Continue the forum thread on optimizing lightmap texture updates, picking up after its final post.

Text section

— BEGIN —

Page 2 of 2

Re: Optimizing

Posted: Sun May 06, 2012 4:03 pm
by Knightmare
I finally got it working properly. There was a problem with glTexSubImage2D, where it wouldn't wrap to the starting rectangle-specified column of each row in the source buffer, screwing up the lightmap textures. I ended up uploading the entire width of each changed area.

I had to change this:

Code: Select all

qglTexSubImage2D (GL_TEXTURE_2D, 0,
		gl_lms.lightrect[i].left, gl_lms.lightrect[i].top, 
		(gl_lms.lightrect[i].right - gl_lms.lightrect[i].left), (gl_lms.lightrect[i].bottom - gl_lms.lightrect[i].top), 
		GL_LIGHTMAP_FORMAT, GL_UNSIGNED_BYTE,
		gl_lms.lightmap_update[i] + ((gl_lms.lightrect[i].top * LM_BLOCK_WIDTH + gl_lms.lightrect[i].left) * LIGHTMAP_BYTES));
To this:

Code: Select all

// update full width of lm texture, because qglTexSubImage2D doesn't wrap around to starting column
qglTexSubImage2D (GL_TEXTURE_2D, 0,
		0, gl_lms.lightrect[i].top, 
		LM_BLOCK_WIDTH, (gl_lms.lightrect[i].bottom - gl_lms.lightrect[i].top), 
		GL_LIGHTMAP_FORMAT, GL_UNSIGNED_BYTE,
		gl_lms.lightmap_update[i] + ((gl_lms.lightrect[i].top * LM_BLOCK_WIDTH) * LIGHTMAP_BYTES));
There's a bit of a speedup over just batching non-lightmapped surfaces. This is on an nVidia card, so the difference will probably be greater on ATI/AMD.

Re: Optimizing

Posted: Sun May 06, 2012 6:24 pm
by mh

Code: Select all

glPixelStorei (GL_UNPACK_ROW_LENGTH, LM_BLOCK_WIDTH);
// bunch of glTexSubimage calls
glPixelStorei (GL_UNPACK_ROW_LENGTH, 0);
;)

Instead of GL_LIGHTMAP_FORMAT, GL_UNSIGNED_BYTE try GL_BGRA, GL_UNSIGNED_INT_8_8_8_8_REV and modify R_BuildLightmap to match. You should see it soar after that.

Re: Optimizing

Posted: Sun May 06, 2012 8:12 pm
by Knightmare
D'oh, missed that! Got it working now. Thanks.

GL_LIGHTMAP_FORMAT is already set to GL_BRRA. I changed from GL_UNSIGNED_BYTE to GL_UNSIGNED_INT_8_8_8_8_REV, but there was not noticeable improvement.

Re: Optimizing

Posted: Sun May 06, 2012 10:56 pm
by mh
Yeah, it's much the same on NVIDIA. Where it really flies it with AMD and - especially - Intel. All the same, it does suggest that you still have something of a bottleneck somewhere else. :?:

Re: Optimizing

Posted: Sat May 12, 2012 12:43 am
by Knightmare
This is on a GTX 285, so I guess there shouldn't be any visible difference.

As an alternative to using texture arrays for lightmaps, would increasing the block size from 128x128 to 256x256 be a good idea? This would increase the batchability of surfaces by having fewer with different lightmap images, and thus need fewer rendering calls, but it might increase the bandwidth used for updating the lightmaps.

— END —

Record set

— BEGIN —

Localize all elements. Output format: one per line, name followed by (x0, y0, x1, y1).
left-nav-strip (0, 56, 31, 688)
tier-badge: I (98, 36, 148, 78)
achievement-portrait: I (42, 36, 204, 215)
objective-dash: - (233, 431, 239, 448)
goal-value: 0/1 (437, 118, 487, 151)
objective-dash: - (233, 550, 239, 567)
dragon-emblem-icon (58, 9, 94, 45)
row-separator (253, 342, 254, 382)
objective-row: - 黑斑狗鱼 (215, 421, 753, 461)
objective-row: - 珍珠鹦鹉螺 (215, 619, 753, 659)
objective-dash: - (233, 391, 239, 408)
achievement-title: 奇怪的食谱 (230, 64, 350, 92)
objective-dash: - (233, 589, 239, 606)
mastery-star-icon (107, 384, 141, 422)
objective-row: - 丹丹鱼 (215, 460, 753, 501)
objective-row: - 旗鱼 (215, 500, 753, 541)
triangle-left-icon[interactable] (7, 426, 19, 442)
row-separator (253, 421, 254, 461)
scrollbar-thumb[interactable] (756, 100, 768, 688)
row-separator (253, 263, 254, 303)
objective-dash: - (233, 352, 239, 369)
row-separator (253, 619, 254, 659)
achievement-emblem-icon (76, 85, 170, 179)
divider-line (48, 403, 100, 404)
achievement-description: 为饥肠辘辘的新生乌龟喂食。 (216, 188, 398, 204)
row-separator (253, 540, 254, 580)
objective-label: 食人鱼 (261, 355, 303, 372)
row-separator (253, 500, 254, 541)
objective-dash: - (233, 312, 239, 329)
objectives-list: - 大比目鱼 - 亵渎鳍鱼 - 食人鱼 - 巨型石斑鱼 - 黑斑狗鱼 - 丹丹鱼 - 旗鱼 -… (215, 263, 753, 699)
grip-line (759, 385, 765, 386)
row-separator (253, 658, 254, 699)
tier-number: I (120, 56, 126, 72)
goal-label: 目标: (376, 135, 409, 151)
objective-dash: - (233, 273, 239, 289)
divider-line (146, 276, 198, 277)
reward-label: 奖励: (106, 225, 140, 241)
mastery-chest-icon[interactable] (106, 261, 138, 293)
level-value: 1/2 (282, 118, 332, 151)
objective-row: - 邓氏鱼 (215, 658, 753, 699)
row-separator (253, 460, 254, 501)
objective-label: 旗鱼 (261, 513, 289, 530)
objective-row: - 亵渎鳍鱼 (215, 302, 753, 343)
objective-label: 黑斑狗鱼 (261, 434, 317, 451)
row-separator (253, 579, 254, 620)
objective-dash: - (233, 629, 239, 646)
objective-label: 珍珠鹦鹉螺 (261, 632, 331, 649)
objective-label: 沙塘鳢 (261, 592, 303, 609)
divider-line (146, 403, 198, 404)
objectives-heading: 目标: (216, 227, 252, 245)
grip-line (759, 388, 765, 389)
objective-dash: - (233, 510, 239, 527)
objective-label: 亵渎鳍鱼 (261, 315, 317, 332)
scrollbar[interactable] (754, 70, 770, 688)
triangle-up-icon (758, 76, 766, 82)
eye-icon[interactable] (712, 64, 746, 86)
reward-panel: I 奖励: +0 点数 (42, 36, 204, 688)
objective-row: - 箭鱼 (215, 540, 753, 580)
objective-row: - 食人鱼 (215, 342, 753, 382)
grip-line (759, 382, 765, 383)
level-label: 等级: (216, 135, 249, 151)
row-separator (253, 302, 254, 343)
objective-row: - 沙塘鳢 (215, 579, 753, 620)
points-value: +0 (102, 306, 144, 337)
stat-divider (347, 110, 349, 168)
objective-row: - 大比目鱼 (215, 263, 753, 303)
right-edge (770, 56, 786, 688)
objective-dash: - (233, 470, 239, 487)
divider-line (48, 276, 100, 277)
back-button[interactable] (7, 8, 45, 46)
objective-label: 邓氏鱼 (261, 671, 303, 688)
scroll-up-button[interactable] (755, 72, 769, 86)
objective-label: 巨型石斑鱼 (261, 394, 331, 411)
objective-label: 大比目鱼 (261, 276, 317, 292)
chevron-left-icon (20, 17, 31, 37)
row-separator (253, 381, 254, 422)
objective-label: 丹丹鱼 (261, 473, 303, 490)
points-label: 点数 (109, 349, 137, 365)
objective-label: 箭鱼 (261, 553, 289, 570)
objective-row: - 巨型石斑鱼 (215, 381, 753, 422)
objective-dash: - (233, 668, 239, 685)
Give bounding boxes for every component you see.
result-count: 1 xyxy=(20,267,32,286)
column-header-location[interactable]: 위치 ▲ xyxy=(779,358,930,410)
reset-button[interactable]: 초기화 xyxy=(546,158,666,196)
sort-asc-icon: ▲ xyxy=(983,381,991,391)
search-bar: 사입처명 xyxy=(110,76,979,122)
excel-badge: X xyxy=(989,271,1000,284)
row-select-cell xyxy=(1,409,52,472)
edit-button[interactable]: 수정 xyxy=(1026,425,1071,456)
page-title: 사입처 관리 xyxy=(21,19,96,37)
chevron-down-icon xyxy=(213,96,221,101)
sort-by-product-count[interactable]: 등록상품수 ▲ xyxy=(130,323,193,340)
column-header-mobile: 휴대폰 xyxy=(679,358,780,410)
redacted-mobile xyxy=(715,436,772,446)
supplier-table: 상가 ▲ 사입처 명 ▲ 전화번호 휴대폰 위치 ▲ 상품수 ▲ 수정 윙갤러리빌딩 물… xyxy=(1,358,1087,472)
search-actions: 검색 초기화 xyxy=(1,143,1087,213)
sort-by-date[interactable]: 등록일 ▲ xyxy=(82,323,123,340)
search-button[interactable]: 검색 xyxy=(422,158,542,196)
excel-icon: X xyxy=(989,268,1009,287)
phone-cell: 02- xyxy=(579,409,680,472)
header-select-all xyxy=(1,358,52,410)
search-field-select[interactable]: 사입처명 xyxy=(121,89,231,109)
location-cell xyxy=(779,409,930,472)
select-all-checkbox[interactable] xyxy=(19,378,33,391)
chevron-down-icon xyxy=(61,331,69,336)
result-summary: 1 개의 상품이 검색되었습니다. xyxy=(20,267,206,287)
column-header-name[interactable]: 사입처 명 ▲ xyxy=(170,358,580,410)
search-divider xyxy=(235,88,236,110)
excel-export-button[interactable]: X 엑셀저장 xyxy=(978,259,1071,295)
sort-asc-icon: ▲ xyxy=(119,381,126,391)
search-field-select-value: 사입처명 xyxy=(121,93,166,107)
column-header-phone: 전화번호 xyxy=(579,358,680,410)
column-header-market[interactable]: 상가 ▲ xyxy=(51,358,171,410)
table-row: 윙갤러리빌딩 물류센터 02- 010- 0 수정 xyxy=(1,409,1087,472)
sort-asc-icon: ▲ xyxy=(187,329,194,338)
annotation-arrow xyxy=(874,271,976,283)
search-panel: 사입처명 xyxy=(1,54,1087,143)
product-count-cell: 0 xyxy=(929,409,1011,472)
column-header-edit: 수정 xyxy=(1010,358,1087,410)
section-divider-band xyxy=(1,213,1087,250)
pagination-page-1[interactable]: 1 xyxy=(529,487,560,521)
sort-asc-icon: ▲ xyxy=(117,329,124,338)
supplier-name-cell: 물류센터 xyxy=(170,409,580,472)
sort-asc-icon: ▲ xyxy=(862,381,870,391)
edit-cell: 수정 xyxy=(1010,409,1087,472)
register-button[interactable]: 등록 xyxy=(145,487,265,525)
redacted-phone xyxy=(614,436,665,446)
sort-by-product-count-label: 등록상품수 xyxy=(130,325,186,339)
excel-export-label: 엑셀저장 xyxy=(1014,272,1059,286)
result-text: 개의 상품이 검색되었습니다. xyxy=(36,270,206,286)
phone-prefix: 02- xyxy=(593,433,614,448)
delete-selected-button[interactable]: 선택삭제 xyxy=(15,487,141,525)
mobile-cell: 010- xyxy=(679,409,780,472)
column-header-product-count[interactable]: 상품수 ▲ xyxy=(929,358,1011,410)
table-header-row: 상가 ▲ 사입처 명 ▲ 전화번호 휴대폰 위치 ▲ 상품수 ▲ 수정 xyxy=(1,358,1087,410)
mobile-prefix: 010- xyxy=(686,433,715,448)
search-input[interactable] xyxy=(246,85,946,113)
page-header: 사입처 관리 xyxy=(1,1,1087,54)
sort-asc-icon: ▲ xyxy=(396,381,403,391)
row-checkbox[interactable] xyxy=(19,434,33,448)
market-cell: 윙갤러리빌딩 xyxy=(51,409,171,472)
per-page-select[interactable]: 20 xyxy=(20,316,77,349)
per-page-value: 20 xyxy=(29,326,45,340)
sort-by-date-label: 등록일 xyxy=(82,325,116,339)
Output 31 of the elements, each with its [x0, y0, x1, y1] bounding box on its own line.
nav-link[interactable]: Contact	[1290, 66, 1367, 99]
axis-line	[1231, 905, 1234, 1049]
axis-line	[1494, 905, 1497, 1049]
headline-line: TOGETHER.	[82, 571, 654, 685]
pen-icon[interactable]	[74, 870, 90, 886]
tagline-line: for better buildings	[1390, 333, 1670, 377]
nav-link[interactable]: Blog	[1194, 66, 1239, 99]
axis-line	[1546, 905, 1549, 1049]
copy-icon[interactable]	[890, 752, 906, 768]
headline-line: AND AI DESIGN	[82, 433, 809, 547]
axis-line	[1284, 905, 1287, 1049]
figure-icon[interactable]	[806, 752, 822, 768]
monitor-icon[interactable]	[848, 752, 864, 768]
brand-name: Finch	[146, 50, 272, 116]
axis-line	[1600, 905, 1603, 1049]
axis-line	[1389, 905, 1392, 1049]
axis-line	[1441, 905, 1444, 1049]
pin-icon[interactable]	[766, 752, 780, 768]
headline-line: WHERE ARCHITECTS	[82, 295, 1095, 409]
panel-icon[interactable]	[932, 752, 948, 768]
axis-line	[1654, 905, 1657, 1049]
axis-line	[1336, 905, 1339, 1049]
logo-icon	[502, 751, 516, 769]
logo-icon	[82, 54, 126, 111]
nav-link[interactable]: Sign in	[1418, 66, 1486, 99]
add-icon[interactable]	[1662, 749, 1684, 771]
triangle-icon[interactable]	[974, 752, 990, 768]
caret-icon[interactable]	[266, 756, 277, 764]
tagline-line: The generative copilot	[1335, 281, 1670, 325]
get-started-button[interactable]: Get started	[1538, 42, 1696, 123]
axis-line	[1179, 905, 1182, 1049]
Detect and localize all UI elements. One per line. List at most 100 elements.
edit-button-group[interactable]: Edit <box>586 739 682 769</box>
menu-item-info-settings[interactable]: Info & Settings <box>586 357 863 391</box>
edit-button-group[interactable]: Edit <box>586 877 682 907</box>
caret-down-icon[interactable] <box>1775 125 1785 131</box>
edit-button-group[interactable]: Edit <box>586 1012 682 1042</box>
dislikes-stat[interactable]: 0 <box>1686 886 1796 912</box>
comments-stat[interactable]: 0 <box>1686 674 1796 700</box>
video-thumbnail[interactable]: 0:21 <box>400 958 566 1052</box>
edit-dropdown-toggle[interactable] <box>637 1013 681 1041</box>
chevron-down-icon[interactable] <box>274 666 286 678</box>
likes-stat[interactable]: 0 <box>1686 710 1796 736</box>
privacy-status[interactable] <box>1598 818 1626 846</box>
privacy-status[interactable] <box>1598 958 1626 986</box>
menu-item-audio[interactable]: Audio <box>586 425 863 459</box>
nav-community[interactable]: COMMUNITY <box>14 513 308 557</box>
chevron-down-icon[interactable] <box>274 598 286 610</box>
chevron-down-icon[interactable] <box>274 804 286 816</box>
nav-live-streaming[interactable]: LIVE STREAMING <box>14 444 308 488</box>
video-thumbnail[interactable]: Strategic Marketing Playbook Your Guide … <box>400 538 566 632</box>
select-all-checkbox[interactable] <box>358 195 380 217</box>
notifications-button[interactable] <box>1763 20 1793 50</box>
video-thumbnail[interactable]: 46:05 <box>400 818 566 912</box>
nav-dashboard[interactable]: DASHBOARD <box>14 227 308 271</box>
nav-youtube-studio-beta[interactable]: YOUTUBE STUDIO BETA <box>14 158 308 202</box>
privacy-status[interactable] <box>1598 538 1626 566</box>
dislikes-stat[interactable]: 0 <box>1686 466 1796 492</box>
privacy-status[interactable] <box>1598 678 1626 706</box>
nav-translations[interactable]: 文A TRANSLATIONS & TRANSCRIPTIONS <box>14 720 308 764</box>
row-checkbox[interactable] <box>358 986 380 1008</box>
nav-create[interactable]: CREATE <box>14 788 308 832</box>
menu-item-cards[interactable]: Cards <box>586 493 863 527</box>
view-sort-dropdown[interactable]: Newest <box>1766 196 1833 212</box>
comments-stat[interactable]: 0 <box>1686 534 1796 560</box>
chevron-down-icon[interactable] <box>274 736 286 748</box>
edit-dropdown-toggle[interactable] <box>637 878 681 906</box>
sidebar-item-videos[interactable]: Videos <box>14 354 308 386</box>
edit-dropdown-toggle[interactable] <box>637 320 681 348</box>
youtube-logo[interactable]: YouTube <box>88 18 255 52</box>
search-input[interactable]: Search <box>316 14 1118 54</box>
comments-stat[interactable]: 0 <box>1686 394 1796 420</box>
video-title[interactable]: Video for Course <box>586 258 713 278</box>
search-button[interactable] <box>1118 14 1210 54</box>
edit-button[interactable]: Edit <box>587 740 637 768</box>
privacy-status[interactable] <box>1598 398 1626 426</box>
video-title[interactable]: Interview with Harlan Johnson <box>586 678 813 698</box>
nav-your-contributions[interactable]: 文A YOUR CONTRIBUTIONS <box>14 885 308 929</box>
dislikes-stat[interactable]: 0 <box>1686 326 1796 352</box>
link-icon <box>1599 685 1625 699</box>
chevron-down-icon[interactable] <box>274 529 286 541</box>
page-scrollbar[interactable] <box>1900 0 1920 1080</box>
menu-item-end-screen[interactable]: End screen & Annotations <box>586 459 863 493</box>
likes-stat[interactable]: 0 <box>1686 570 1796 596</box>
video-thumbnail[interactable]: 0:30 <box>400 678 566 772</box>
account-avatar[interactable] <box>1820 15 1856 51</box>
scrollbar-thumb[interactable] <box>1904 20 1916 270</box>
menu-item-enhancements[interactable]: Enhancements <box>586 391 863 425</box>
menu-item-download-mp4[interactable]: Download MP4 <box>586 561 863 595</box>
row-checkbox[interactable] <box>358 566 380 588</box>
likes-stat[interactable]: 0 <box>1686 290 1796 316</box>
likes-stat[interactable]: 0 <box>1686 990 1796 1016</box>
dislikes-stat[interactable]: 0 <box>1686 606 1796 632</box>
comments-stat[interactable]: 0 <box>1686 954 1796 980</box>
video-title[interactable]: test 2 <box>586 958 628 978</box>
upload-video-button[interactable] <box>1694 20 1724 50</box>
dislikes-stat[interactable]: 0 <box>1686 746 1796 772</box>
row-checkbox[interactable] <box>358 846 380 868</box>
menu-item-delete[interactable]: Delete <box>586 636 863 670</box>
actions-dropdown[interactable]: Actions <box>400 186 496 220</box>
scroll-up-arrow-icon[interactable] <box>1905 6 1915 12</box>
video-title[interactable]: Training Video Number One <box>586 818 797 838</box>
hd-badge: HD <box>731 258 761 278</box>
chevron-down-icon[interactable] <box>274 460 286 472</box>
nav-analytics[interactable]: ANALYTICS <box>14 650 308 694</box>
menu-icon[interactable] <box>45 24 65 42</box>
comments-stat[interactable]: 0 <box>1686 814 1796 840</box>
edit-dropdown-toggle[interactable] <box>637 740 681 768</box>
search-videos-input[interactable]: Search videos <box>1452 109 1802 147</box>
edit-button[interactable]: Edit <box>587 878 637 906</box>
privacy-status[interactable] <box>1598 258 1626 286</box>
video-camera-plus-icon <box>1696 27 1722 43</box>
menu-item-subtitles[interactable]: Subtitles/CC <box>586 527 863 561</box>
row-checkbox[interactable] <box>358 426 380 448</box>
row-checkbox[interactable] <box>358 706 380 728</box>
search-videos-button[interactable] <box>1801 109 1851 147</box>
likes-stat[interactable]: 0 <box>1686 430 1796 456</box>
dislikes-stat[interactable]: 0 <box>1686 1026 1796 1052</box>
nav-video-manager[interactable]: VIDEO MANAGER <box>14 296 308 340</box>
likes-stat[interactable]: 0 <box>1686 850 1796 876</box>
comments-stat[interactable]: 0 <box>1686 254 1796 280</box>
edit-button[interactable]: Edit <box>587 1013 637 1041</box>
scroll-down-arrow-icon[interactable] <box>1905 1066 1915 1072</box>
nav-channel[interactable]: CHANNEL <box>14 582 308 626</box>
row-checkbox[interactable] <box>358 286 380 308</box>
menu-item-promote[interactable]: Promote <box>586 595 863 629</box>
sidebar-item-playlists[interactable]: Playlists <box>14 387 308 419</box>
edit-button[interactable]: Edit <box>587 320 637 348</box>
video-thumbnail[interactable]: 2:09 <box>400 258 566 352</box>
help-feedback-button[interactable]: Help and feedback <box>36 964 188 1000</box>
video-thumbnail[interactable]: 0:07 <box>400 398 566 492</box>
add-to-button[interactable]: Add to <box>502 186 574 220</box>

— END —

Response below
Re: Optimizing

Posted: Sat May 12, 2012 12:49 am
by leileilol
phew

good thing the engine i'm concerned with when I started this thread doesn't even update lightmaps


Is there any performance worries if I switch my muzzleflashes to a pair of autosprites, one being an autosprite2, instead of a standard polygon blob/half-circle flash?

Re: Optimizing

Posted: Mon Jul 02, 2012 8:38 pm
by r00k
Ugh, my head hurts.
I tried converting the lightmap updates to GL_BGRA and GL_UNSIGNED_INT_8_8_8_8_REV, still doing something wrong.
changed the order of the colors, added an alpha channel to the lightmap array, multiply by 4 instead of 3 etc
I still get garbled rainbow lights. The only evidence i was onthe right track was once i had muzzleflashes working... ugh!
Back to square one and attempt again.. :/

Re: Optimizing

Posted: Mon Jul 02, 2012 10:30 pm
by mh
r00k wrote:Ugh, my head hurts.
I tried converting the lightmap updates to GL_BGRA and GL_UNSIGNED_INT_8_8_8_8_REV, still doing something wrong.
changed the order of the colors, added an alpha channel to the lightmap array, multiply by 4 instead of 3 etc
I still get garbled rainbow lights. The only evidence i was onthe right track was once i had muzzleflashes working... ugh!
Back to square one and attempt again.. :/
You're possibly either missing an *dest++ = 255 or dest += 4 in R_BuildLightmap. Alternatively the stride may be still multiplied by 3. Don't add size * 4 to lightmap on each pass through the loop, don't add i * 4 to loadmodel->lightdata in Mod_LoadFaces - use 3 here. So the only places where you have to be careful to use 4 are dest, stride and lightmap_bytes (especially important for your Tex(Sub)Image calls); keep 3 everywhere else - blocklights, lightmap, surf->samples (and if you're using lightmap_bytes on one of those you should revert to 3 there too).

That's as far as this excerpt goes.